Given instruction: Your task is to quote the material that follows, in full and exactly.

Excerpts from a figure dataset:
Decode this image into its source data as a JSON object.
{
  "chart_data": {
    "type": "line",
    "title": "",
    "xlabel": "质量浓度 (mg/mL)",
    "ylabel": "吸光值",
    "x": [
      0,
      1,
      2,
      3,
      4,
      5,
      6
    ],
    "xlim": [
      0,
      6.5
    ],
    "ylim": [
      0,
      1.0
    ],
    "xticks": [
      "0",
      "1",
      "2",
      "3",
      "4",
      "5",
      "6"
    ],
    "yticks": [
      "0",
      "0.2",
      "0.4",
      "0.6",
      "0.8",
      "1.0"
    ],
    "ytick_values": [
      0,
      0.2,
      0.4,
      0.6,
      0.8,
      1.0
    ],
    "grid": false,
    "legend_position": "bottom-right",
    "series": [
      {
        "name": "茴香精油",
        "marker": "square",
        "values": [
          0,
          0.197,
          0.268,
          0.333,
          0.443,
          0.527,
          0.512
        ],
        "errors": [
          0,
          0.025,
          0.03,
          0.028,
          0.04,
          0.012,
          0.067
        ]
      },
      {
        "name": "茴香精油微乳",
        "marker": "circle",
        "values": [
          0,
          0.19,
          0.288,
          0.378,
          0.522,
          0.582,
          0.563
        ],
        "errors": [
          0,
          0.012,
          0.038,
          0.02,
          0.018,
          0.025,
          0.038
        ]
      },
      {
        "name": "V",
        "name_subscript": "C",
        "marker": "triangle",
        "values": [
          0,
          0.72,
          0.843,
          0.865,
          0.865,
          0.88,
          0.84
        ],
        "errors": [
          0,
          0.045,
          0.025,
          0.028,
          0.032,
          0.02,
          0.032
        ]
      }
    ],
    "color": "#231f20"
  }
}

Exercise solution:
Decode this image into its source data as a JSON object.
{
  "chart_data": {
    "type": "line",
    "title": "",
    "xlabel": "质量浓度 (mg/mL)",
    "ylabel": "吸光值",
    "x": [
      0,
      1,
      2,
      3,
      4,
      5,
      6
    ],
    "xlim": [
      0,
      6.5
    ],
    "ylim": [
      0,
      1.0
    ],
    "xticks": [
      "0",
      "1",
      "2",
      "3",
      "4",
      "5",
      "6"
    ],
    "yticks": [
      "0",
      "0.2",
      "0.4",
      "0.6",
      "0.8",
      "1.0"
    ],
    "ytick_values": [
      0,
      0.2,
      0.4,
      0.6,
      0.8,
      1.0
    ],
    "grid": false,
    "legend_position": "bottom-right",
    "series": [
      {
        "name": "茴香精油",
        "marker": "square",
        "values": [
          0,
          0.197,
          0.268,
          0.333,
          0.443,
          0.527,
          0.512
        ],
        "errors": [
          0,
          0.025,
          0.03,
          0.028,
          0.04,
          0.012,
          0.067
        ]
      },
      {
        "name": "茴香精油微乳",
        "marker": "circle",
        "values": [
          0,
          0.19,
          0.288,
          0.378,
          0.522,
          0.582,
          0.563
        ],
        "errors": [
          0,
          0.012,
          0.038,
          0.02,
          0.018,
          0.025,
          0.038
        ]
      },
      {
        "name": "V",
        "name_subscript": "C",
        "marker": "triangle",
        "values": [
          0,
          0.72,
          0.843,
          0.865,
          0.865,
          0.88,
          0.84
        ],
        "errors": [
          0,
          0.045,
          0.025,
          0.028,
          0.032,
          0.02,
          0.032
        ]
      }
    ],
    "color": "#231f20"
  }
}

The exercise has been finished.